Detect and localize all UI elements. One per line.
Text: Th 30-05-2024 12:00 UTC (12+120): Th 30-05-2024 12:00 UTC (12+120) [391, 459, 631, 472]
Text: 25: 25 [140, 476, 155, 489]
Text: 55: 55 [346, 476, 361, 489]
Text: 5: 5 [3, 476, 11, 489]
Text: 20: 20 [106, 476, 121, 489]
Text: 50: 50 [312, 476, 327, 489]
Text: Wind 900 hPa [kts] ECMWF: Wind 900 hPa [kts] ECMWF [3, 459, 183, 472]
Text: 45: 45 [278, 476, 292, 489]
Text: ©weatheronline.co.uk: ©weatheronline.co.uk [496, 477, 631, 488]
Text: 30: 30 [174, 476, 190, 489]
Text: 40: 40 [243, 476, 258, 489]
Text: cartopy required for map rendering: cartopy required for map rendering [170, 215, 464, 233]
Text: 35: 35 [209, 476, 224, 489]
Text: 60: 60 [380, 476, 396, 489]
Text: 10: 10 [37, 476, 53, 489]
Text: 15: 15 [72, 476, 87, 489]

□ □ □

**Directions for this task**:
Copy every line of the items above verbatim, keeping the original order and leaving nothing out.

**Solved problem**:
Detect and localize all UI elements. One per line.
Text: Th 30-05-2024 12:00 UTC (12+120): Th 30-05-2024 12:00 UTC (12+120) [391, 459, 631, 472]
Text: 25: 25 [140, 476, 155, 489]
Text: 55: 55 [346, 476, 361, 489]
Text: 5: 5 [3, 476, 11, 489]
Text: 20: 20 [106, 476, 121, 489]
Text: 50: 50 [312, 476, 327, 489]
Text: Wind 900 hPa [kts] ECMWF: Wind 900 hPa [kts] ECMWF [3, 459, 183, 472]
Text: 45: 45 [278, 476, 292, 489]
Text: ©weatheronline.co.uk: ©weatheronline.co.uk [496, 477, 631, 488]
Text: 30: 30 [174, 476, 190, 489]
Text: 40: 40 [243, 476, 258, 489]
Text: cartopy required for map rendering: cartopy required for map rendering [170, 215, 464, 233]
Text: 35: 35 [209, 476, 224, 489]
Text: 60: 60 [380, 476, 396, 489]
Text: 10: 10 [37, 476, 53, 489]
Text: 15: 15 [72, 476, 87, 489]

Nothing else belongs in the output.